[Source records]

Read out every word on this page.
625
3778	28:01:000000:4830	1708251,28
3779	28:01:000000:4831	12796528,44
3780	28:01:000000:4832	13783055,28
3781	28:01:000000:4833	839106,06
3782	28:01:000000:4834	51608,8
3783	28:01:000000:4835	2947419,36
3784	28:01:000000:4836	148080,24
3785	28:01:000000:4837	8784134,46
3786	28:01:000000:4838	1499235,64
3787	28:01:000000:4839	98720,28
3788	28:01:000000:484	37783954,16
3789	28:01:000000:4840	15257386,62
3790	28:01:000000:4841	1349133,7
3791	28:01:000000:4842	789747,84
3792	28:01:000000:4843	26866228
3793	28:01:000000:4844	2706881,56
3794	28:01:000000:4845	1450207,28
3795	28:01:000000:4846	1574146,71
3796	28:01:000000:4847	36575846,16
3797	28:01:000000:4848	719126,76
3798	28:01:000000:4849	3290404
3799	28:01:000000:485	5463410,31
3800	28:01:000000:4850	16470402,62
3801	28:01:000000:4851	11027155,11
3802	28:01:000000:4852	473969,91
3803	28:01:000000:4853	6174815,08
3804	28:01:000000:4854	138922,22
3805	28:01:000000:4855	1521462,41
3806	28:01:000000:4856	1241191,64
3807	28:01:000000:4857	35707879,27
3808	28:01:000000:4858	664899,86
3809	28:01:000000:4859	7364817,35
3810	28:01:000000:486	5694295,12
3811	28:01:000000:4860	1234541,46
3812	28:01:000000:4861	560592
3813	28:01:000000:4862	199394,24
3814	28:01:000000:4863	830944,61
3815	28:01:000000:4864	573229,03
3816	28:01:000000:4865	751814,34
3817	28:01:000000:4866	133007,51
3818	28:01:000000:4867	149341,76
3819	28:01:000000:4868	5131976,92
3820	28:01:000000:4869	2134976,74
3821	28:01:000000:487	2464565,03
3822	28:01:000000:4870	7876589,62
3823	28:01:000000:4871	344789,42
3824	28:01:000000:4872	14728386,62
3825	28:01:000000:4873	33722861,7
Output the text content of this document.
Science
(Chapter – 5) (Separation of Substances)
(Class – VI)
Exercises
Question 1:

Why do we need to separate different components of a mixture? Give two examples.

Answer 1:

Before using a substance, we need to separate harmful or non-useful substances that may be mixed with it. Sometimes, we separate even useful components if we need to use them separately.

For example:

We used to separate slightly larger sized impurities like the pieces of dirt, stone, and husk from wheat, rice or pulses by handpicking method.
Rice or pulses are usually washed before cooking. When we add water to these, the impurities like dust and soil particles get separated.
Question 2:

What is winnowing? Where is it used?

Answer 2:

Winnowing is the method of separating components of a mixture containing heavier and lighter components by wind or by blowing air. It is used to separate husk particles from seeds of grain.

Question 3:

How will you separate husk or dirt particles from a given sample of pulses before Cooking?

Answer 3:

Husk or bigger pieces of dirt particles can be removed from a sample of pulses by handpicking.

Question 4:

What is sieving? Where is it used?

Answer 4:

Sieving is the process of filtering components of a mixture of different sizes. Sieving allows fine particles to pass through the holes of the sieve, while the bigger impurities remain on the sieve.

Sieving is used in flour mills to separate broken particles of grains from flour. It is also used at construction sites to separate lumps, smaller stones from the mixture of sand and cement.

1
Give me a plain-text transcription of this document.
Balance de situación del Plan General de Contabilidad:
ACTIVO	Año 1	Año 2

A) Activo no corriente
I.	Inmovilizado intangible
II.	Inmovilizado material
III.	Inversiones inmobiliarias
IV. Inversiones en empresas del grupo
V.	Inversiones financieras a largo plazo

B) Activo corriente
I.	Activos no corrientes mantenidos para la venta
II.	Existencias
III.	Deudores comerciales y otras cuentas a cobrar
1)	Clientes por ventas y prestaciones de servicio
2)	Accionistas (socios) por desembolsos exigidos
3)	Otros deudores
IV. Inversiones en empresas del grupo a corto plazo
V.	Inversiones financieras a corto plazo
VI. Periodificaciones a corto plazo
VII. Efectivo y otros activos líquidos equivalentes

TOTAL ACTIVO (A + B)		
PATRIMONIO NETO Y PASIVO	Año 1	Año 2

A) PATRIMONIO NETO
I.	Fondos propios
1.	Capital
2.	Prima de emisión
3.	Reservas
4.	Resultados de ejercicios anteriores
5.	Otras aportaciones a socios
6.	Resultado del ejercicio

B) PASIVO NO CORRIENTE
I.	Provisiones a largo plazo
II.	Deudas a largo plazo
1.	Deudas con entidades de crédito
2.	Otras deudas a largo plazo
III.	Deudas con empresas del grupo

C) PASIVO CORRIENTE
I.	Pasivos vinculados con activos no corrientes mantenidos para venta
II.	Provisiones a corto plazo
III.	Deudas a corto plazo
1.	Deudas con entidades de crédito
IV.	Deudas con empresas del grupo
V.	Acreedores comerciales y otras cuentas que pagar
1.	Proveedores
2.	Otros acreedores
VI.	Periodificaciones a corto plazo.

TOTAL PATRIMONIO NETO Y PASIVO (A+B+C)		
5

◆ **Given problem**: Return, word for word, each line from the line that contains "Give me a plain-text" to the end of the listing above; include both end lines and nothing else.

◆ **Output for this task**:
Give me a plain-text transcription of this document.
Balance de situación del Plan General de Contabilidad:
ACTIVO	Año 1	Año 2

A) Activo no corriente
I.	Inmovilizado intangible
II.	Inmovilizado material
III.	Inversiones inmobiliarias
IV. Inversiones en empresas del grupo
V.	Inversiones financieras a largo plazo

B) Activo corriente
I.	Activos no corrientes mantenidos para la venta
II.	Existencias
III.	Deudores comerciales y otras cuentas a cobrar
1)	Clientes por ventas y prestaciones de servicio
2)	Accionistas (socios) por desembolsos exigidos
3)	Otros deudores
IV. Inversiones en empresas del grupo a corto plazo
V.	Inversiones financieras a corto plazo
VI. Periodificaciones a corto plazo
VII. Efectivo y otros activos líquidos equivalentes

TOTAL ACTIVO (A + B)		
PATRIMONIO NETO Y PASIVO	Año 1	Año 2

A) PATRIMONIO NETO
I.	Fondos propios
1.	Capital
2.	Prima de emisión
3.	Reservas
4.	Resultados de ejercicios anteriores
5.	Otras aportaciones a socios
6.	Resultado del ejercicio

B) PASIVO NO CORRIENTE
I.	Provisiones a largo plazo
II.	Deudas a largo plazo
1.	Deudas con entidades de crédito
2.	Otras deudas a largo plazo
III.	Deudas con empresas del grupo

C) PASIVO CORRIENTE
I.	Pasivos vinculados con activos no corrientes mantenidos para venta
II.	Provisiones a corto plazo
III.	Deudas a corto plazo
1.	Deudas con entidades de crédito
IV.	Deudas con empresas del grupo
V.	Acreedores comerciales y otras cuentas que pagar
1.	Proveedores
2.	Otros acreedores
VI.	Periodificaciones a corto plazo.

TOTAL PATRIMONIO NETO Y PASIVO (A+B+C)		
5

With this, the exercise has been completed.